> **What to do**: Every line that includes the word "terminie" is to be listed.

— Begin Material —

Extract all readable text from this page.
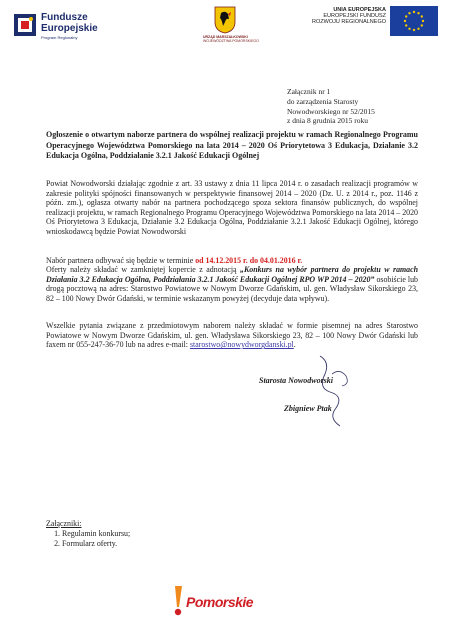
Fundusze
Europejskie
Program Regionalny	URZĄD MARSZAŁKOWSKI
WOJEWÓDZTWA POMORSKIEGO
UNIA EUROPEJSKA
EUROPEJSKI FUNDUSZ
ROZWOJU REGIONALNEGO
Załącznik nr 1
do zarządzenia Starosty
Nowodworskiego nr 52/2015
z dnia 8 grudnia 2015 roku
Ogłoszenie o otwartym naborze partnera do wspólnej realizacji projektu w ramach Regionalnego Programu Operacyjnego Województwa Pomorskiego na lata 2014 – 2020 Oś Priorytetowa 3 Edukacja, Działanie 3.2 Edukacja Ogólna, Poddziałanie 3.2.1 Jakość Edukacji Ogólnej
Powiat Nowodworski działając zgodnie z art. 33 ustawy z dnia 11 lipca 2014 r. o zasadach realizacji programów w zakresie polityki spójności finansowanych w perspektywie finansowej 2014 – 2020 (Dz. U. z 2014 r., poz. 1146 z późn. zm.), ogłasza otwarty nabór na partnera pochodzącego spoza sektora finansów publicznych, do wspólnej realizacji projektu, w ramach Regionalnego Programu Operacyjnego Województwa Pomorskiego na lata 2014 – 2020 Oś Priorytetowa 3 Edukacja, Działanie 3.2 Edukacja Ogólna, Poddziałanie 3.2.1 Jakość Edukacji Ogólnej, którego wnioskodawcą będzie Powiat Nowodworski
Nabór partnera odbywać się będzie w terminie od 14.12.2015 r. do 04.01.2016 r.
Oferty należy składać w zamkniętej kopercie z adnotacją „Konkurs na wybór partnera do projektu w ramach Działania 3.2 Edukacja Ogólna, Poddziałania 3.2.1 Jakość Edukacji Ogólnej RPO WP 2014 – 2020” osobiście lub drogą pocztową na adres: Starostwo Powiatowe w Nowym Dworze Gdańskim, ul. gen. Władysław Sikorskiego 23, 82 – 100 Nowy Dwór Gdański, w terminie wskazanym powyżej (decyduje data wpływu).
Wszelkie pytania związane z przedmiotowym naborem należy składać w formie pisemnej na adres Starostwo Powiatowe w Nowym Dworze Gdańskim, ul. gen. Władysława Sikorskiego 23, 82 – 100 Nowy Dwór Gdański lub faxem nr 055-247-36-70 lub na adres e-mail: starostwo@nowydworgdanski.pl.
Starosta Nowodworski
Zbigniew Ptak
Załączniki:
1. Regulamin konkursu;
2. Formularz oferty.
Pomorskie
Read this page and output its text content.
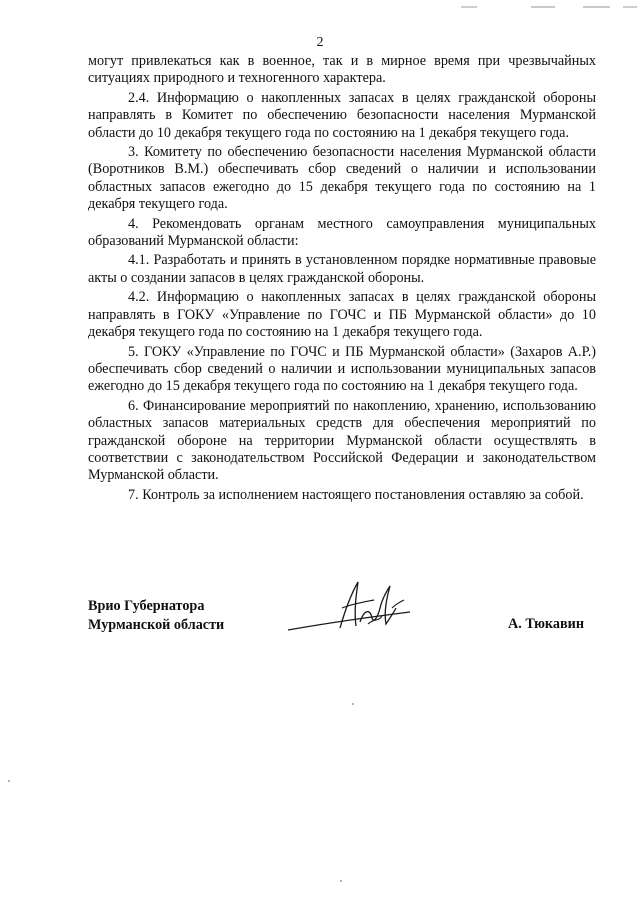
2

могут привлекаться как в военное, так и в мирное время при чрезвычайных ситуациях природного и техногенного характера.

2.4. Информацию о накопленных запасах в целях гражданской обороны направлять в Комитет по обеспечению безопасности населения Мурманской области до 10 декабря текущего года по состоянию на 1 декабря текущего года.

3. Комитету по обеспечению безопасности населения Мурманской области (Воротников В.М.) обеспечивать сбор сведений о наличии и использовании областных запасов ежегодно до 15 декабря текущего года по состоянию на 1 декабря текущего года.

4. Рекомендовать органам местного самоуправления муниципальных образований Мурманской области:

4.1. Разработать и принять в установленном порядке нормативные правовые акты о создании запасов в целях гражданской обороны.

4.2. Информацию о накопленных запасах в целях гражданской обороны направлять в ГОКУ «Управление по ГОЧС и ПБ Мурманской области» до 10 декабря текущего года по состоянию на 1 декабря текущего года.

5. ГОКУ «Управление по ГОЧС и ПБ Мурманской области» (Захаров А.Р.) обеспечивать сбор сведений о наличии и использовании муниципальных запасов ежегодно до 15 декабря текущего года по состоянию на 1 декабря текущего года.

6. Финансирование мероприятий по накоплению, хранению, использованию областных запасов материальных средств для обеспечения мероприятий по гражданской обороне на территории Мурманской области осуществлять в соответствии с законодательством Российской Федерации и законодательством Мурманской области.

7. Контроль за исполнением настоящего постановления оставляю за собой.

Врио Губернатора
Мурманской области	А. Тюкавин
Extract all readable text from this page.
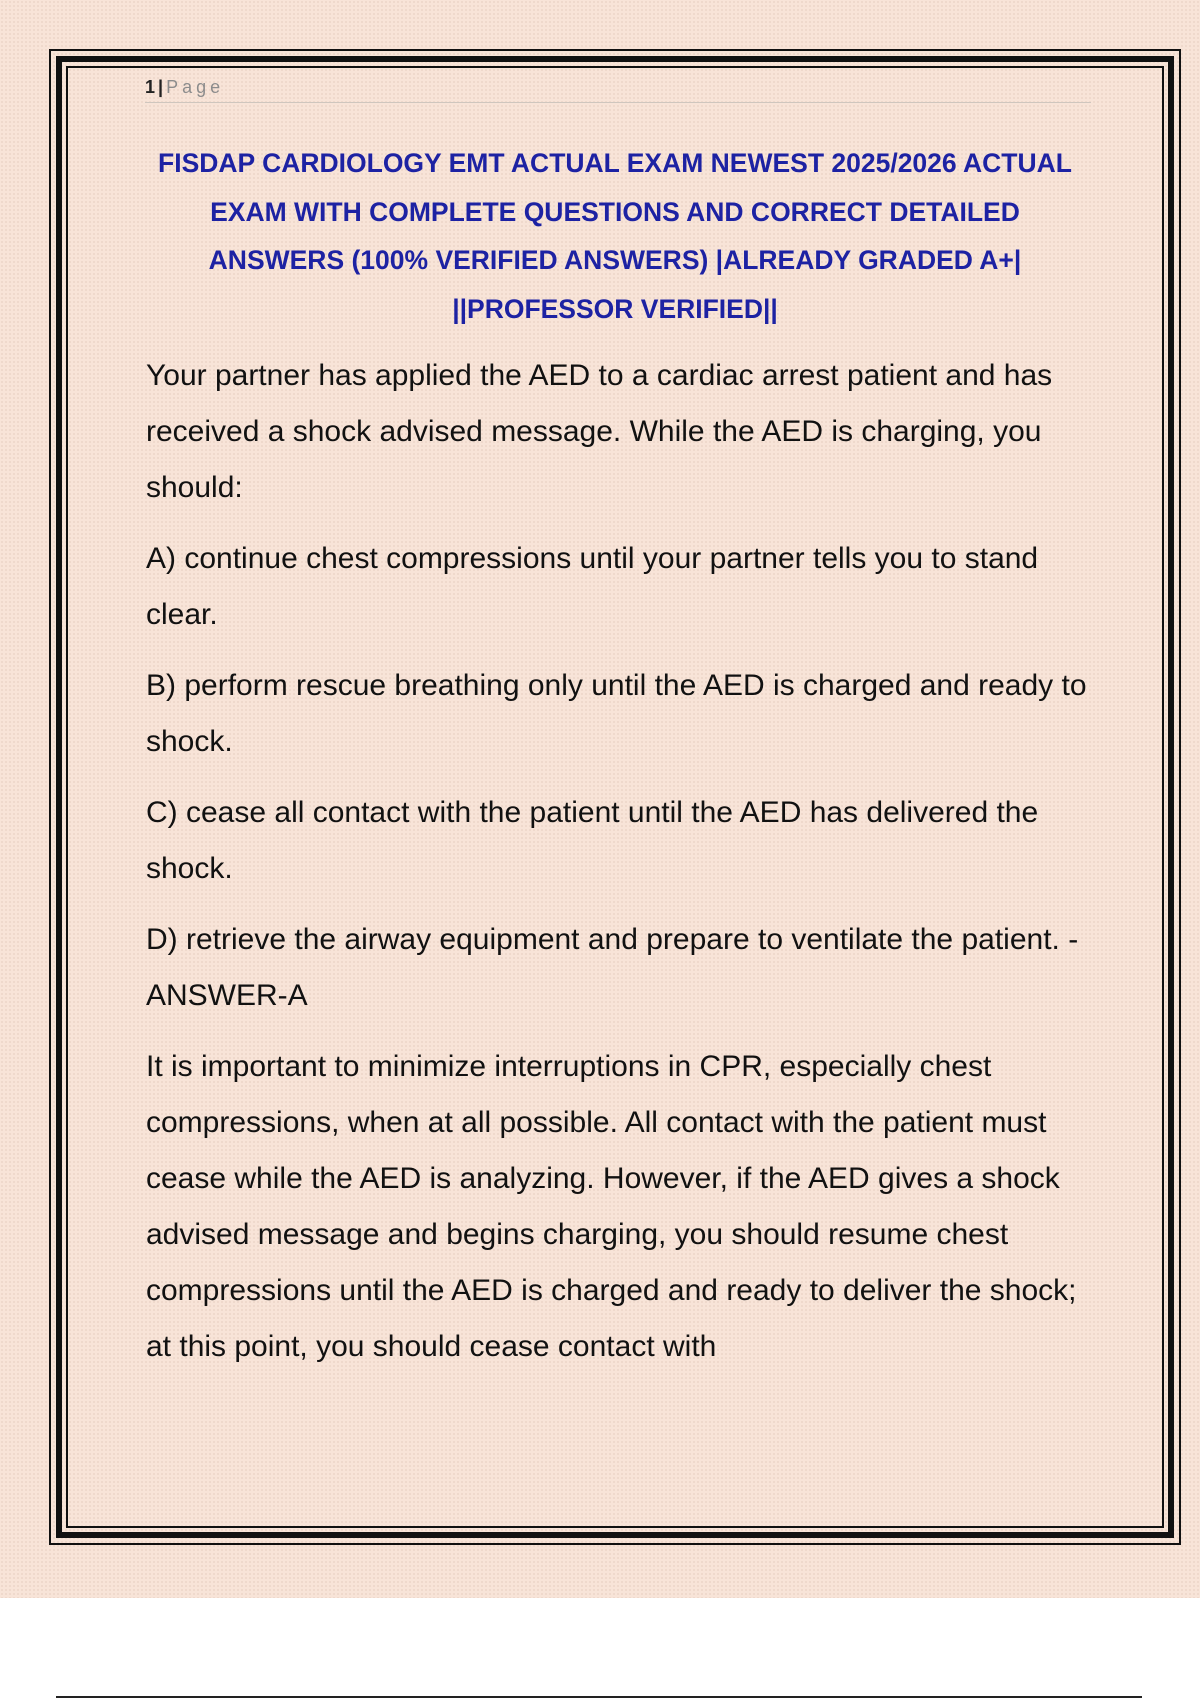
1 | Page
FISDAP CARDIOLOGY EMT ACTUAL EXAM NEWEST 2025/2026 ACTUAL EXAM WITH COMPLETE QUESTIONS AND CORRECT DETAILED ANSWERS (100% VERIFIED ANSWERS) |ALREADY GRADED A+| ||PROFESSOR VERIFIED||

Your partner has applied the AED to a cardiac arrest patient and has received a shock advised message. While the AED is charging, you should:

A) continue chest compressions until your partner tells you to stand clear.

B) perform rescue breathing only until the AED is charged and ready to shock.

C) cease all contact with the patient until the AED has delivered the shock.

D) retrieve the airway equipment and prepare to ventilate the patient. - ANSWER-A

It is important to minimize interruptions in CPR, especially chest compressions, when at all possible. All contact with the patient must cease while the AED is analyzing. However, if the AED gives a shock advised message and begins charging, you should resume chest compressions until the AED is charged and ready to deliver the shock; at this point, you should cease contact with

— End Material —

> **Solved exercise**:
Nabór partnera odbywać się będzie w terminie od 14.12.2015 r. do 04.01.2016 r.
Oferty należy składać w zamkniętej kopercie z adnotacją „Konkurs na wybór partnera do projektu w ramach Działania 3.2 Edukacja Ogólna, Poddziałania 3.2.1 Jakość Edukacji Ogólnej RPO WP 2014 – 2020” osobiście lub drogą pocztową na adres: Starostwo Powiatowe w Nowym Dworze Gdańskim, ul. gen. Władysław Sikorskiego 23, 82 – 100 Nowy Dwór Gdański, w terminie wskazanym powyżej (decyduje data wpływu).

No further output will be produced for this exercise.